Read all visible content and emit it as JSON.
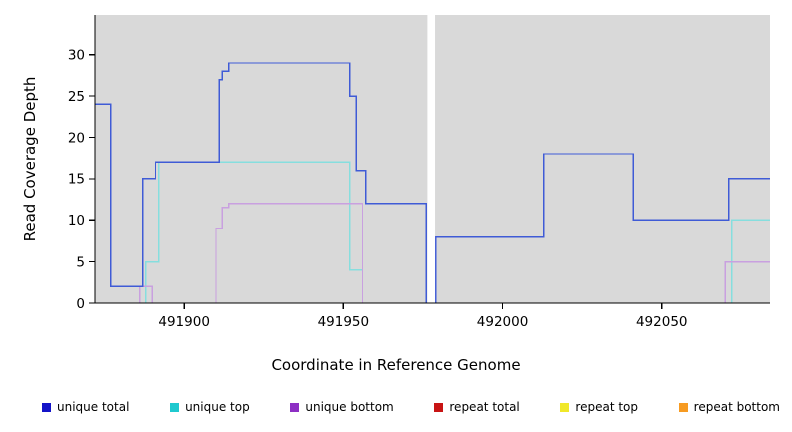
{
  "chart_data": {
    "type": "line",
    "step": "after",
    "title": "",
    "xlabel": "Coordinate in Reference Genome",
    "ylabel": "Read Coverage Depth",
    "xlim": [
      491872,
      492084
    ],
    "ylim": [
      0,
      34.8
    ],
    "xticks": [
      491900,
      491950,
      492000,
      492050
    ],
    "yticks": [
      0,
      5,
      10,
      15,
      20,
      25,
      30
    ],
    "grid": false,
    "plot_bg": "#d9d9d9",
    "axis_color": "#000000",
    "gap_band": {
      "x1": 491976.4,
      "x2": 491978.8,
      "color": "#ffffff"
    },
    "series": [
      {
        "name": "repeat total",
        "color": "#cc2a2a",
        "points": [
          [
            491872,
            0
          ],
          [
            492084,
            0
          ]
        ]
      },
      {
        "name": "repeat top",
        "color": "#ece33b",
        "points": [
          [
            491872,
            0
          ],
          [
            492084,
            0
          ]
        ]
      },
      {
        "name": "repeat bottom",
        "color": "#f7a11f",
        "points": [
          [
            491872,
            0
          ],
          [
            492084,
            0
          ]
        ]
      },
      {
        "name": "unique top",
        "color": "#86dede",
        "points": [
          [
            491872,
            0
          ],
          [
            491888,
            5
          ],
          [
            491892,
            17
          ],
          [
            491952,
            4
          ],
          [
            491956,
            0
          ],
          [
            492072,
            10
          ],
          [
            492084,
            10
          ]
        ]
      },
      {
        "name": "unique bottom",
        "color": "#c9a0e0",
        "points": [
          [
            491872,
            0
          ],
          [
            491886,
            2
          ],
          [
            491890,
            0
          ],
          [
            491910,
            9
          ],
          [
            491912,
            11.5
          ],
          [
            491914,
            12
          ],
          [
            491956,
            0
          ],
          [
            492070,
            5
          ],
          [
            492084,
            5
          ]
        ]
      },
      {
        "name": "unique total",
        "color": "#3f5bd6",
        "points": [
          [
            491872,
            24
          ],
          [
            491877,
            2
          ],
          [
            491887,
            15
          ],
          [
            491891,
            17
          ],
          [
            491911,
            27
          ],
          [
            491912,
            28
          ],
          [
            491914,
            29
          ],
          [
            491952,
            25
          ],
          [
            491954,
            16
          ],
          [
            491957,
            12
          ],
          [
            491976,
            0
          ],
          [
            491979,
            8
          ],
          [
            492013,
            18
          ],
          [
            492041,
            10
          ],
          [
            492071,
            15
          ],
          [
            492084,
            15
          ]
        ]
      }
    ],
    "legend": {
      "position": "bottom",
      "items": [
        {
          "label": "unique total",
          "color": "#1414c8"
        },
        {
          "label": "unique top",
          "color": "#1fc9cf"
        },
        {
          "label": "unique bottom",
          "color": "#8d2fc4"
        },
        {
          "label": "repeat total",
          "color": "#c81414"
        },
        {
          "label": "repeat top",
          "color": "#f0e82a"
        },
        {
          "label": "repeat bottom",
          "color": "#f79b22"
        }
      ]
    }
  }
}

Your instructions
Take every line from the data above that holds "total" and copy it out.

Response to the exercise
        "name": "repeat total",
        "name": "unique total",
          "label": "unique total",
          "label": "repeat total",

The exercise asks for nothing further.